▶ Work required
Scan the entries below for the word "prefix". Copy each line that has it.

▶ Data for this task
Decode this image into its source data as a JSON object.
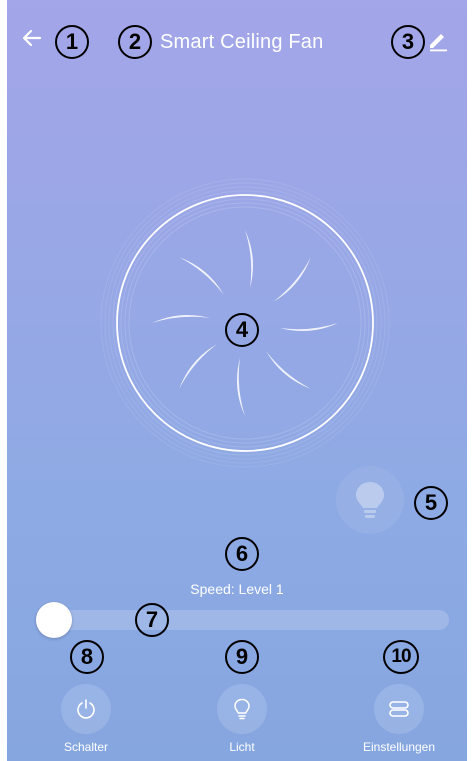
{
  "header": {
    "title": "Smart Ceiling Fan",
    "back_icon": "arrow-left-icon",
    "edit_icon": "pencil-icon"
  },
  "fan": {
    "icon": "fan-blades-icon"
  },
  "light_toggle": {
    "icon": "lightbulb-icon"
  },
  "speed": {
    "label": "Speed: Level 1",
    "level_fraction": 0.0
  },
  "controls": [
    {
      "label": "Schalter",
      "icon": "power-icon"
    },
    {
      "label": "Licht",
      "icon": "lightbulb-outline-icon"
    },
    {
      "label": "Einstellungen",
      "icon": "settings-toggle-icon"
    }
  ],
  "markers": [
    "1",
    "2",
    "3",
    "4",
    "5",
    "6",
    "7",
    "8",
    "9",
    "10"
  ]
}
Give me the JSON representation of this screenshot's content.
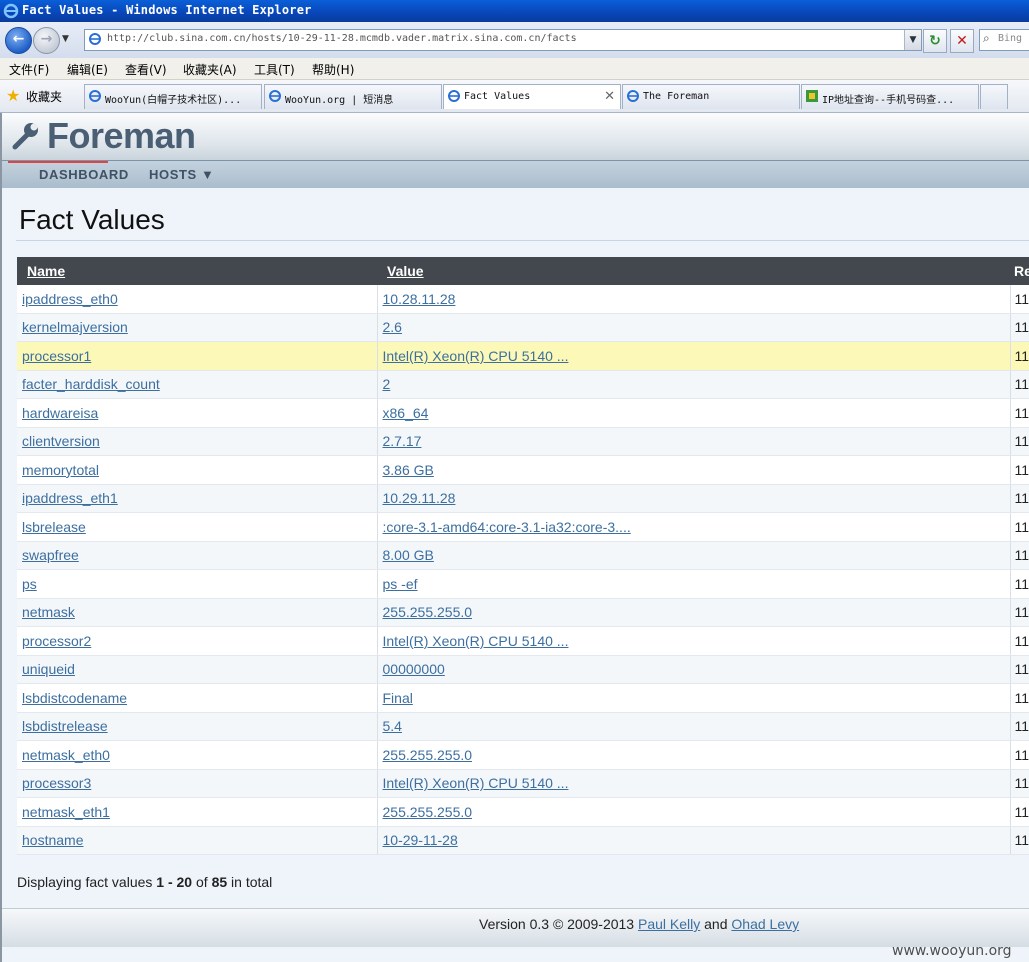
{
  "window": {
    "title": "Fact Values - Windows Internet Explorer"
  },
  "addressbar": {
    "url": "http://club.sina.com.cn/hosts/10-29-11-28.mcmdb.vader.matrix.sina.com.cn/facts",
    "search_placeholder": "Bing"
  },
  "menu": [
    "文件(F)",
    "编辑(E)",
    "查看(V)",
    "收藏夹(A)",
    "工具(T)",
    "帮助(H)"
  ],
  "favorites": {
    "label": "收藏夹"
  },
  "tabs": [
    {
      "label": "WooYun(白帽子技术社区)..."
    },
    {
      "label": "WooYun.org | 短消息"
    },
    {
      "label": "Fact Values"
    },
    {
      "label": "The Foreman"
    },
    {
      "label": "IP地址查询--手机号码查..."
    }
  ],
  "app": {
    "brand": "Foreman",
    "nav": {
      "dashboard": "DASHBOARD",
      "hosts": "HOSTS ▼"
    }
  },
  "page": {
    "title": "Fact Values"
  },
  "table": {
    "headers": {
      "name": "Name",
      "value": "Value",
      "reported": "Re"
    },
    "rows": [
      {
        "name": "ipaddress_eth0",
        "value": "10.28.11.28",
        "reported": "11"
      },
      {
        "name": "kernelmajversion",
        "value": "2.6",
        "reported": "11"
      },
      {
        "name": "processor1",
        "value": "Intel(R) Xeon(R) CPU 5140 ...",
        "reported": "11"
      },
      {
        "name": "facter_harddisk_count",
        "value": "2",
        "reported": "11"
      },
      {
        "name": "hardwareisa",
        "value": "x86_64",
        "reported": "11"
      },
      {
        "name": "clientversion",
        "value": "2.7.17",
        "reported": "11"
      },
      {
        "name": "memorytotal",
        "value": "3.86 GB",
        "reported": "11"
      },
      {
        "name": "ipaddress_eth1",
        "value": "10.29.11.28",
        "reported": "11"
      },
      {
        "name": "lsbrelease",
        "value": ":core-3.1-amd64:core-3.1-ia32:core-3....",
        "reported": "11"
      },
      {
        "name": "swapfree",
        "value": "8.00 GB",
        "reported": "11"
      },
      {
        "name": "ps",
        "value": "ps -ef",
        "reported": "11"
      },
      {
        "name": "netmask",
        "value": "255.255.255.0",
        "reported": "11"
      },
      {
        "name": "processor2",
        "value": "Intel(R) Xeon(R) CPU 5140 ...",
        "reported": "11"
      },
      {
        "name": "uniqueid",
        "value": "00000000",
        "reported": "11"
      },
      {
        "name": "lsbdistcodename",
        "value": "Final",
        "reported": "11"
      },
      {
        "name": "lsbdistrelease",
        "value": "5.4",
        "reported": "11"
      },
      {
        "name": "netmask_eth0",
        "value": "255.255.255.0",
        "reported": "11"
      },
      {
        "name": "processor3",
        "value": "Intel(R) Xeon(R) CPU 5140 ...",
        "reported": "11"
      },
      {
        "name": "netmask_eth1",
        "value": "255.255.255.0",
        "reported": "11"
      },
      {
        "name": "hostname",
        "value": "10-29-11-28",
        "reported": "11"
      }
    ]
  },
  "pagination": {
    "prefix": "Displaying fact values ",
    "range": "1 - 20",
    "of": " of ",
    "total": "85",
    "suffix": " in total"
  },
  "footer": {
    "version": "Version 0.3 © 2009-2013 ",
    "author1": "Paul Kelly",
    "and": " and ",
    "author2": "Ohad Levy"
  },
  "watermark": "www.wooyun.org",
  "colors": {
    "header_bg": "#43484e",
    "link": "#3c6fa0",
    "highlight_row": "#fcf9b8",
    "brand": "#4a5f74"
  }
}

---

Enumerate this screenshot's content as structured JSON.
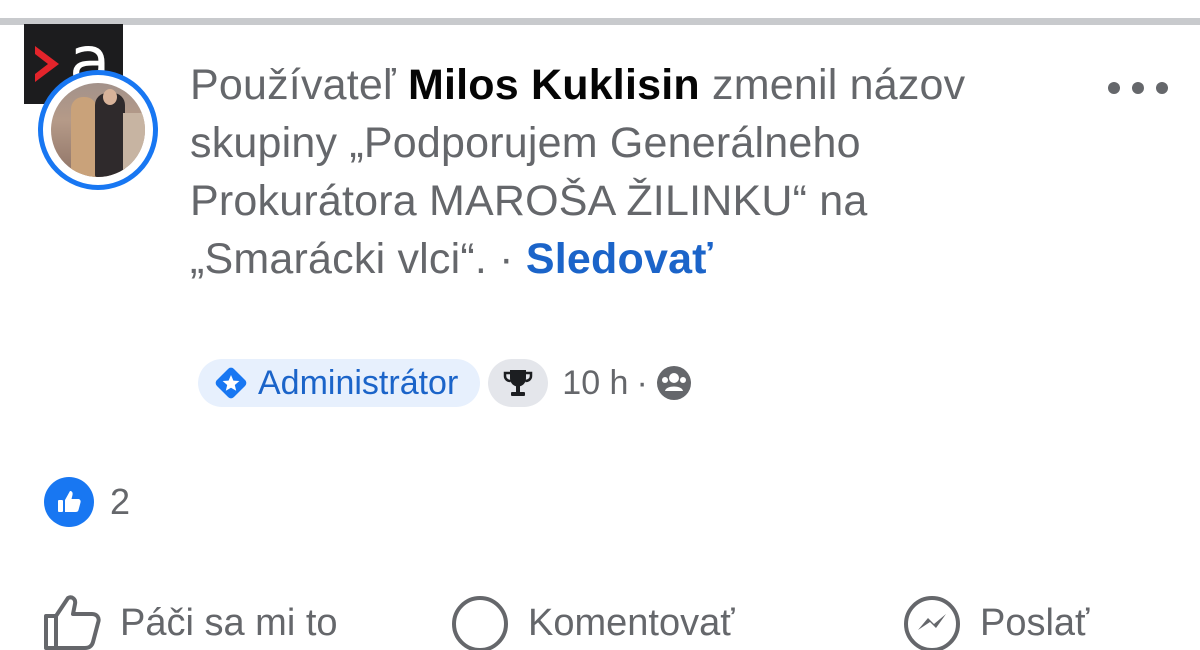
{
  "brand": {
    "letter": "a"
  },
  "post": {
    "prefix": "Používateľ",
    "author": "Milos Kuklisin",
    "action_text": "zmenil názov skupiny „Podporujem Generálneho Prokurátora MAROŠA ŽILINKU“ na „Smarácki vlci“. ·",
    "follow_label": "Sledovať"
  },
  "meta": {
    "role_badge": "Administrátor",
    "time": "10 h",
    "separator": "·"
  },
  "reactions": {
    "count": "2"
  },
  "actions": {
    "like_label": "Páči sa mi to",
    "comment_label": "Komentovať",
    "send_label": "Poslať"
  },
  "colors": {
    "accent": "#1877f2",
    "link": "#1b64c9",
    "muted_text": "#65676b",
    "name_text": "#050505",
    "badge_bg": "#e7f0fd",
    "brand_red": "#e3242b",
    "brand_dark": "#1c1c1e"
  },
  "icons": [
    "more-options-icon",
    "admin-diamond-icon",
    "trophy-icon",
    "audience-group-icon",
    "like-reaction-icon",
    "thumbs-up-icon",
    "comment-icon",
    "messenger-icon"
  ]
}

▶ Complete response
    "prefix": "Displaying fact values ",
    "prefix": "Používateľ",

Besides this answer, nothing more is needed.